-------- Data

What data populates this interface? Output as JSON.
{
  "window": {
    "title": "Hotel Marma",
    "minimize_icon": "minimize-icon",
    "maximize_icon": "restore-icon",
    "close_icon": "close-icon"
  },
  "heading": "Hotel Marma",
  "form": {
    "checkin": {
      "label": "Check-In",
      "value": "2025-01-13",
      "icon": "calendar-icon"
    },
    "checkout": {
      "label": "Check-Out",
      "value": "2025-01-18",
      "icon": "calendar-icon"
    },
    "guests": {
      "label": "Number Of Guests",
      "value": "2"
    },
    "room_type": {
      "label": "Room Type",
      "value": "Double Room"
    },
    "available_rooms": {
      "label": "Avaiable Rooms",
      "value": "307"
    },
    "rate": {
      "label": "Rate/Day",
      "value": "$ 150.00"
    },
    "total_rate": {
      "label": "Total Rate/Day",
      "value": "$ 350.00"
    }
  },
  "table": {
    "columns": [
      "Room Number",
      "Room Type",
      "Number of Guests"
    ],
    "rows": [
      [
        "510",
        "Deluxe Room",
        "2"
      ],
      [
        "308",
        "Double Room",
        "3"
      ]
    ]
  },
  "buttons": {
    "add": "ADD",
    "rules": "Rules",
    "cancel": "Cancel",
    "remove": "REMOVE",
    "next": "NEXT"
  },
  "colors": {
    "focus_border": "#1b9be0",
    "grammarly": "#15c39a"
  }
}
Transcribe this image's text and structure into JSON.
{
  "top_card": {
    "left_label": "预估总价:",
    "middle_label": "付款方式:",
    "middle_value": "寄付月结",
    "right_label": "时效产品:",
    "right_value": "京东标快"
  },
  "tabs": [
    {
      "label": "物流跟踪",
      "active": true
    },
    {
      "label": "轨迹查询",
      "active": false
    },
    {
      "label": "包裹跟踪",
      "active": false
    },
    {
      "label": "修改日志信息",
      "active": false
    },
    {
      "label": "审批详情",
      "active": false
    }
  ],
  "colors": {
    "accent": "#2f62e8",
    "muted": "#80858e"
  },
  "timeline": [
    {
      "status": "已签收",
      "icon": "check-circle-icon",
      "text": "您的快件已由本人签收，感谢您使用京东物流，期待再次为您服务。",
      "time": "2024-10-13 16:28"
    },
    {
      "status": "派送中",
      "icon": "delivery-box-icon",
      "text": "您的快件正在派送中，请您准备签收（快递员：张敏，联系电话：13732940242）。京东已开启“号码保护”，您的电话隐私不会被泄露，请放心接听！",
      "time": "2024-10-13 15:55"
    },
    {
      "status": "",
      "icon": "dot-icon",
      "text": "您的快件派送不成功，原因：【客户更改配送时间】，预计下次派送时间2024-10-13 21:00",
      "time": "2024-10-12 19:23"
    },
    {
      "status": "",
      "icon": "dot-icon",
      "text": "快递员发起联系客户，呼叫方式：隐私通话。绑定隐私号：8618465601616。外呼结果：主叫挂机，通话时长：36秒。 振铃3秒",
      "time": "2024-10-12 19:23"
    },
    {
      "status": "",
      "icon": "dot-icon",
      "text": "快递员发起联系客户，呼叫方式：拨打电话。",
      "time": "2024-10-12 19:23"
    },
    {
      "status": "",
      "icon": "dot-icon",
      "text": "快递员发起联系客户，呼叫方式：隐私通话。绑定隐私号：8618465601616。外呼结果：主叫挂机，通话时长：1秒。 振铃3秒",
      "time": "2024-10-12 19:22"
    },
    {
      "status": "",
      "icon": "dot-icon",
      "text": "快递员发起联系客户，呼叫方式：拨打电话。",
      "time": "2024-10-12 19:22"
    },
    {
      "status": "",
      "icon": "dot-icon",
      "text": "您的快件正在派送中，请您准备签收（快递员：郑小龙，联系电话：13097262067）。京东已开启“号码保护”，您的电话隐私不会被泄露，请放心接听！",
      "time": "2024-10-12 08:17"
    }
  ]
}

----------------

Write out every line of the records exactly.

What data populates this interface? Output as JSON.
{
  "window": {
    "title": "Hotel Marma",
    "minimize_icon": "minimize-icon",
    "maximize_icon": "restore-icon",
    "close_icon": "close-icon"
  },
  "heading": "Hotel Marma",
  "form": {
    "checkin": {
      "label": "Check-In",
      "value": "2025-01-13",
      "icon": "calendar-icon"
    },
    "checkout": {
      "label": "Check-Out",
      "value": "2025-01-18",
      "icon": "calendar-icon"
    },
    "guests": {
      "label": "Number Of Guests",
      "value": "2"
    },
    "room_type": {
      "label": "Room Type",
      "value": "Double Room"
    },
    "available_rooms": {
      "label": "Avaiable Rooms",
      "value": "307"
    },
    "rate": {
      "label": "Rate/Day",
      "value": "$ 150.00"
    },
    "total_rate": {
      "label": "Total Rate/Day",
      "value": "$ 350.00"
    }
  },
  "table": {
    "columns": [
      "Room Number",
      "Room Type",
      "Number of Guests"
    ],
    "rows": [
      [
        "510",
        "Deluxe Room",
        "2"
      ],
      [
        "308",
        "Double Room",
        "3"
      ]
    ]
  },
  "buttons": {
    "add": "ADD",
    "rules": "Rules",
    "cancel": "Cancel",
    "remove": "REMOVE",
    "next": "NEXT"
  },
  "colors": {
    "focus_border": "#1b9be0",
    "grammarly": "#15c39a"
  }
}
Transcribe this image's text and structure into JSON.
{
  "top_card": {
    "left_label": "预估总价:",
    "middle_label": "付款方式:",
    "middle_value": "寄付月结",
    "right_label": "时效产品:",
    "right_value": "京东标快"
  },
  "tabs": [
    {
      "label": "物流跟踪",
      "active": true
    },
    {
      "label": "轨迹查询",
      "active": false
    },
    {
      "label": "包裹跟踪",
      "active": false
    },
    {
      "label": "修改日志信息",
      "active": false
    },
    {
      "label": "审批详情",
      "active": false
    }
  ],
  "colors": {
    "accent": "#2f62e8",
    "muted": "#80858e"
  },
  "timeline": [
    {
      "status": "已签收",
      "icon": "check-circle-icon",
      "text": "您的快件已由本人签收，感谢您使用京东物流，期待再次为您服务。",
      "time": "2024-10-13 16:28"
    },
    {
      "status": "派送中",
      "icon": "delivery-box-icon",
      "text": "您的快件正在派送中，请您准备签收（快递员：张敏，联系电话：13732940242）。京东已开启“号码保护”，您的电话隐私不会被泄露，请放心接听！",
      "time": "2024-10-13 15:55"
    },
    {
      "status": "",
      "icon": "dot-icon",
      "text": "您的快件派送不成功，原因：【客户更改配送时间】，预计下次派送时间2024-10-13 21:00",
      "time": "2024-10-12 19:23"
    },
    {
      "status": "",
      "icon": "dot-icon",
      "text": "快递员发起联系客户，呼叫方式：隐私通话。绑定隐私号：8618465601616。外呼结果：主叫挂机，通话时长：36秒。 振铃3秒",
      "time": "2024-10-12 19:23"
    },
    {
      "status": "",
      "icon": "dot-icon",
      "text": "快递员发起联系客户，呼叫方式：拨打电话。",
      "time": "2024-10-12 19:23"
    },
    {
      "status": "",
      "icon": "dot-icon",
      "text": "快递员发起联系客户，呼叫方式：隐私通话。绑定隐私号：8618465601616。外呼结果：主叫挂机，通话时长：1秒。 振铃3秒",
      "time": "2024-10-12 19:22"
    },
    {
      "status": "",
      "icon": "dot-icon",
      "text": "快递员发起联系客户，呼叫方式：拨打电话。",
      "time": "2024-10-12 19:22"
    },
    {
      "status": "",
      "icon": "dot-icon",
      "text": "您的快件正在派送中，请您准备签收（快递员：郑小龙，联系电话：13097262067）。京东已开启“号码保护”，您的电话隐私不会被泄露，请放心接听！",
      "time": "2024-10-12 08:17"
    }
  ]
}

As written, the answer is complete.